### Records supplied ###

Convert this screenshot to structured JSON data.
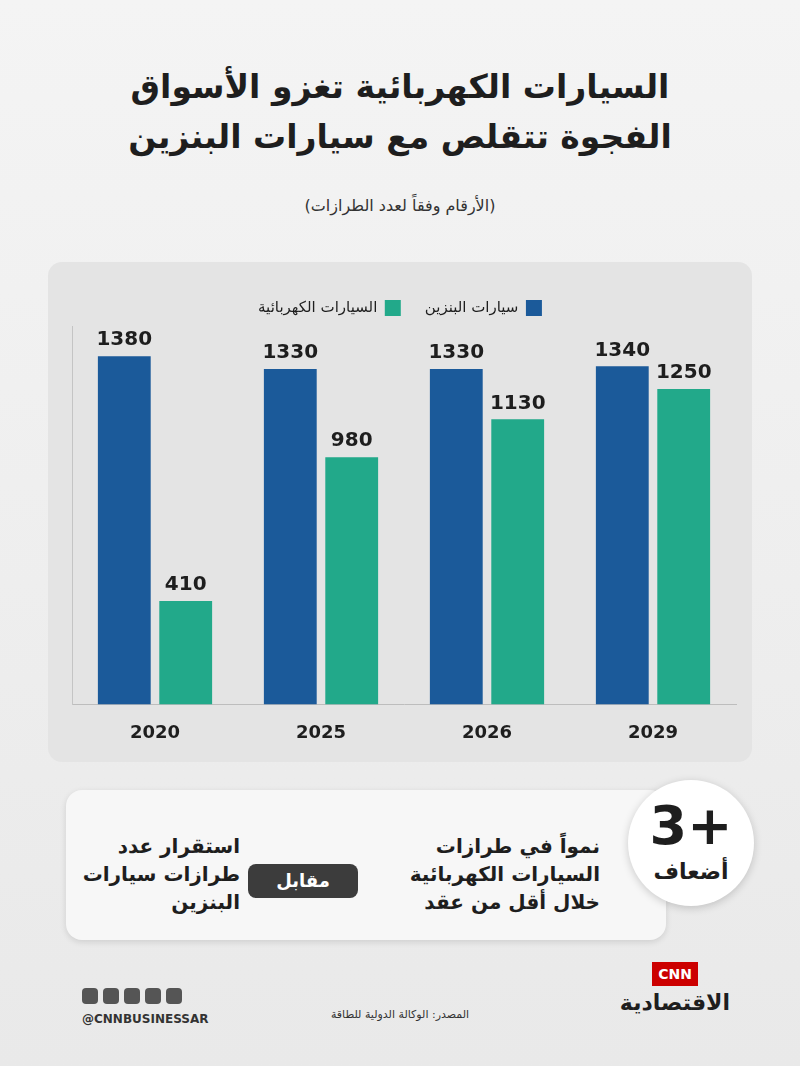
{
  "header": {
    "title": [
      "السيارات الكهربائية تغزو الأسواق",
      "الفجوة تتقلص مع سيارات البنزين"
    ],
    "subtitle": "(الأرقام وفقاً لعدد الطرازات)"
  },
  "chart_data": {
    "type": "bar",
    "categories": [
      "2020",
      "2025",
      "2026",
      "2029"
    ],
    "series": [
      {
        "name": "سيارات البنزين",
        "color": "#1b5a9a",
        "values": [
          1380,
          1330,
          1330,
          1340
        ]
      },
      {
        "name": "السيارات الكهربائية",
        "color": "#22a98a",
        "values": [
          410,
          980,
          1130,
          1250
        ]
      }
    ],
    "ylim": [
      0,
      1500
    ],
    "grid": false,
    "legend": "top",
    "data_labels": true,
    "tick_labels": "x"
  },
  "summary": {
    "figure": "+3",
    "figure_unit": "أضعاف",
    "growth_text": "نمواً في طرازات السيارات الكهربائية خلال أقل من عقد",
    "versus": "مقابل",
    "stable_text": "استقرار عدد طرازات سيارات البنزين"
  },
  "footer": {
    "handle": "@CNNBUSINESSAR",
    "source": "المصدر: الوكالة الدولية للطاقة",
    "logo": [
      "CNN",
      "الاقتصادية"
    ]
  }
}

###

* [Your instructions]
Without the pictures, retype the whole of the material above exactly.

* [Final result]
Convert this screenshot to structured JSON data.
{
  "header": {
    "title": [
      "السيارات الكهربائية تغزو الأسواق",
      "الفجوة تتقلص مع سيارات البنزين"
    ],
    "subtitle": "(الأرقام وفقاً لعدد الطرازات)"
  },
  "chart_data": {
    "type": "bar",
    "categories": [
      "2020",
      "2025",
      "2026",
      "2029"
    ],
    "series": [
      {
        "name": "سيارات البنزين",
        "color": "#1b5a9a",
        "values": [
          1380,
          1330,
          1330,
          1340
        ]
      },
      {
        "name": "السيارات الكهربائية",
        "color": "#22a98a",
        "values": [
          410,
          980,
          1130,
          1250
        ]
      }
    ],
    "ylim": [
      0,
      1500
    ],
    "grid": false,
    "legend": "top",
    "data_labels": true,
    "tick_labels": "x"
  },
  "summary": {
    "figure": "+3",
    "figure_unit": "أضعاف",
    "growth_text": "نمواً في طرازات السيارات الكهربائية خلال أقل من عقد",
    "versus": "مقابل",
    "stable_text": "استقرار عدد طرازات سيارات البنزين"
  },
  "footer": {
    "handle": "@CNNBUSINESSAR",
    "source": "المصدر: الوكالة الدولية للطاقة",
    "logo": [
      "CNN",
      "الاقتصادية"
    ]
  }
}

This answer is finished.